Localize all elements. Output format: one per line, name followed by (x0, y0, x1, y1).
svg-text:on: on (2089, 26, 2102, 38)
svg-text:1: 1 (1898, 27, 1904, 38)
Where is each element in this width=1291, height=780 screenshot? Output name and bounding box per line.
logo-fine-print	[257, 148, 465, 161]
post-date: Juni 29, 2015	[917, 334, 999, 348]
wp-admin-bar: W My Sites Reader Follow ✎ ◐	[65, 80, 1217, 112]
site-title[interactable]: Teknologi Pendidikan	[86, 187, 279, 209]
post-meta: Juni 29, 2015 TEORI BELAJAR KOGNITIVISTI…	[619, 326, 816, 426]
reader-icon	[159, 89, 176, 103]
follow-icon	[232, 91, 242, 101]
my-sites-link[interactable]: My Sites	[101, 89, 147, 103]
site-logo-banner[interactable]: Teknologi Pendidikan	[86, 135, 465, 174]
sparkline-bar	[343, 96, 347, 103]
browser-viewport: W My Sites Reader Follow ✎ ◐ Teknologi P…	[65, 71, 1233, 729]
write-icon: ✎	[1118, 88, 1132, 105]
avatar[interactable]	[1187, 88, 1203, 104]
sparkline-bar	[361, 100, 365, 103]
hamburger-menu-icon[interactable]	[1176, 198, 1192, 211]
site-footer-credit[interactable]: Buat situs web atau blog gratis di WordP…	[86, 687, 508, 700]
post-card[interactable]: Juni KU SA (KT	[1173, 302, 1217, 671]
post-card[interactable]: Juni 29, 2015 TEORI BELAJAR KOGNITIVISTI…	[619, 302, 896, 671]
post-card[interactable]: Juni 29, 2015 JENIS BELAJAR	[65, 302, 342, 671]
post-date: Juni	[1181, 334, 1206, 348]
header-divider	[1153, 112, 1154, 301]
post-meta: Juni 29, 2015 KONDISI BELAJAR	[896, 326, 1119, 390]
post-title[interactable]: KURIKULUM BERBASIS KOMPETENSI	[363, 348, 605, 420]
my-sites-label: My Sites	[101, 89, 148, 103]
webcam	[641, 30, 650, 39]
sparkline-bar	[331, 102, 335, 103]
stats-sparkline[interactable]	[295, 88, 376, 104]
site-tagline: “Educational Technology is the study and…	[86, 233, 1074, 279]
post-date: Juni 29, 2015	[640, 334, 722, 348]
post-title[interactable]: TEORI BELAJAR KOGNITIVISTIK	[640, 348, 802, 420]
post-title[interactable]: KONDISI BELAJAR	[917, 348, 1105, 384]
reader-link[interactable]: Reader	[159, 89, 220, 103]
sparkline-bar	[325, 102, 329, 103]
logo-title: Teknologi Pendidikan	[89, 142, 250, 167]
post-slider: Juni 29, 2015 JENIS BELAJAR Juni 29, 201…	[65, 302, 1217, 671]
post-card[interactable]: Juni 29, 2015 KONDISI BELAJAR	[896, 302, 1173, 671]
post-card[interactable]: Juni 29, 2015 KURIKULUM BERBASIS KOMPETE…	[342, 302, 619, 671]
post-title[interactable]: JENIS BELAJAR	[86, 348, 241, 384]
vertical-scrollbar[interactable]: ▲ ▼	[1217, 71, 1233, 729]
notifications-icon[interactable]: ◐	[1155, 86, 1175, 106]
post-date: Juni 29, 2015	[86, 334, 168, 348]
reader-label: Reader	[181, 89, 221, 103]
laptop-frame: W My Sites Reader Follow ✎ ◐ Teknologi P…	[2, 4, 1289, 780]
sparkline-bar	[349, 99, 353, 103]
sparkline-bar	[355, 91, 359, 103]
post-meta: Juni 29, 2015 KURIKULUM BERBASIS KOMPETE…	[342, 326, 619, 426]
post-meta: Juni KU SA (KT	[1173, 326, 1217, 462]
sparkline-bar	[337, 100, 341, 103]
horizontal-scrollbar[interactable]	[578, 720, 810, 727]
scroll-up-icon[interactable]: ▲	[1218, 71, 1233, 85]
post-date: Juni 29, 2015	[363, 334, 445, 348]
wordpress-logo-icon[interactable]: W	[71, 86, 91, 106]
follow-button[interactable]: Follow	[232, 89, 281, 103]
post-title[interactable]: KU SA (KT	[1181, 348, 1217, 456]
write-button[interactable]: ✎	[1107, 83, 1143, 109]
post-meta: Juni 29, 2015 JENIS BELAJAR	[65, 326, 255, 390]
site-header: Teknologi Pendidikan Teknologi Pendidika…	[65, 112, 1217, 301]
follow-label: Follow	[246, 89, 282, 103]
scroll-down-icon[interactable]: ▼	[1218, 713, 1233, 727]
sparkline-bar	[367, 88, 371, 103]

—————

▶ [What is required]
Rewrite every line of the listing above as a numbered list, leaving out any blank lines.

▶ [In response]
1. Localize all elements. Output format: one per line, name followed by (x0, y0, x1, y1).
2. svg-text:on: on (2089, 26, 2102, 38)
3. svg-text:1: 1 (1898, 27, 1904, 38)
4. Where is each element in this width=1291, height=780 screenshot? Output name and bounding box per line.
5. logo-fine-print	[257, 148, 465, 161]
6. post-date: Juni 29, 2015	[917, 334, 999, 348]
7. wp-admin-bar: W My Sites Reader Follow ✎ ◐	[65, 80, 1217, 112]
8. site-title[interactable]: Teknologi Pendidikan	[86, 187, 279, 209]
9. post-meta: Juni 29, 2015 TEORI BELAJAR KOGNITIVISTI…	[619, 326, 816, 426]
10. reader-icon	[159, 89, 176, 103]
11. follow-icon	[232, 91, 242, 101]
12. my-sites-link[interactable]: My Sites	[101, 89, 147, 103]
13. site-logo-banner[interactable]: Teknologi Pendidikan	[86, 135, 465, 174]
14. sparkline-bar	[343, 96, 347, 103]
15. browser-viewport: W My Sites Reader Follow ✎ ◐ Teknologi P…	[65, 71, 1233, 729]
16. write-icon: ✎	[1118, 88, 1132, 105]
17. avatar[interactable]	[1187, 88, 1203, 104]
18. sparkline-bar	[361, 100, 365, 103]
19. hamburger-menu-icon[interactable]	[1176, 198, 1192, 211]
20. site-footer-credit[interactable]: Buat situs web atau blog gratis di WordP…	[86, 687, 508, 700]
21. post-card[interactable]: Juni KU SA (KT	[1173, 302, 1217, 671]
22. post-card[interactable]: Juni 29, 2015 TEORI BELAJAR KOGNITIVISTI…	[619, 302, 896, 671]
23. post-card[interactable]: Juni 29, 2015 JENIS BELAJAR	[65, 302, 342, 671]
24. post-date: Juni	[1181, 334, 1206, 348]
25. header-divider	[1153, 112, 1154, 301]
26. post-meta: Juni 29, 2015 KONDISI BELAJAR	[896, 326, 1119, 390]
27. post-title[interactable]: KURIKULUM BERBASIS KOMPETENSI	[363, 348, 605, 420]
28. my-sites-label: My Sites	[101, 89, 148, 103]
29. webcam	[641, 30, 650, 39]
30. sparkline-bar	[331, 102, 335, 103]
31. stats-sparkline[interactable]	[295, 88, 376, 104]
32. site-tagline: “Educational Technology is the study and…	[86, 233, 1074, 279]
33. post-date: Juni 29, 2015	[640, 334, 722, 348]
34. post-title[interactable]: TEORI BELAJAR KOGNITIVISTIK	[640, 348, 802, 420]
35. post-title[interactable]: KONDISI BELAJAR	[917, 348, 1105, 384]
36. reader-link[interactable]: Reader	[159, 89, 220, 103]
37. sparkline-bar	[325, 102, 329, 103]
38. logo-title: Teknologi Pendidikan	[89, 142, 250, 167]
39. post-slider: Juni 29, 2015 JENIS BELAJAR Juni 29, 201…	[65, 302, 1217, 671]
40. post-card[interactable]: Juni 29, 2015 KONDISI BELAJAR	[896, 302, 1173, 671]
41. post-card[interactable]: Juni 29, 2015 KURIKULUM BERBASIS KOMPETE…	[342, 302, 619, 671]
42. post-title[interactable]: JENIS BELAJAR	[86, 348, 241, 384]
43. vertical-scrollbar[interactable]: ▲ ▼	[1217, 71, 1233, 729]
44. notifications-icon[interactable]: ◐	[1155, 86, 1175, 106]
45. post-date: Juni 29, 2015	[86, 334, 168, 348]
46. reader-label: Reader	[181, 89, 221, 103]
47. laptop-frame: W My Sites Reader Follow ✎ ◐ Teknologi P…	[2, 4, 1289, 780]
48. sparkline-bar	[349, 99, 353, 103]
49. sparkline-bar	[355, 91, 359, 103]
50. post-meta: Juni 29, 2015 KURIKULUM BERBASIS KOMPETE…	[342, 326, 619, 426]
51. post-meta: Juni KU SA (KT	[1173, 326, 1217, 462]
52. sparkline-bar	[337, 100, 341, 103]
53. horizontal-scrollbar[interactable]	[578, 720, 810, 727]
54. scroll-up-icon[interactable]: ▲	[1218, 71, 1233, 85]
55. post-date: Juni 29, 2015	[363, 334, 445, 348]
56. wordpress-logo-icon[interactable]: W	[71, 86, 91, 106]
57. follow-button[interactable]: Follow	[232, 89, 281, 103]
58. post-title[interactable]: KU SA (KT	[1181, 348, 1217, 456]
59. write-button[interactable]: ✎	[1107, 83, 1143, 109]
60. post-meta: Juni 29, 2015 JENIS BELAJAR	[65, 326, 255, 390]
61. site-header: Teknologi Pendidikan Teknologi Pendidika…	[65, 112, 1217, 301]
62. follow-label: Follow	[246, 89, 282, 103]
63. scroll-down-icon[interactable]: ▼	[1218, 713, 1233, 727]
64. sparkline-bar	[367, 88, 371, 103]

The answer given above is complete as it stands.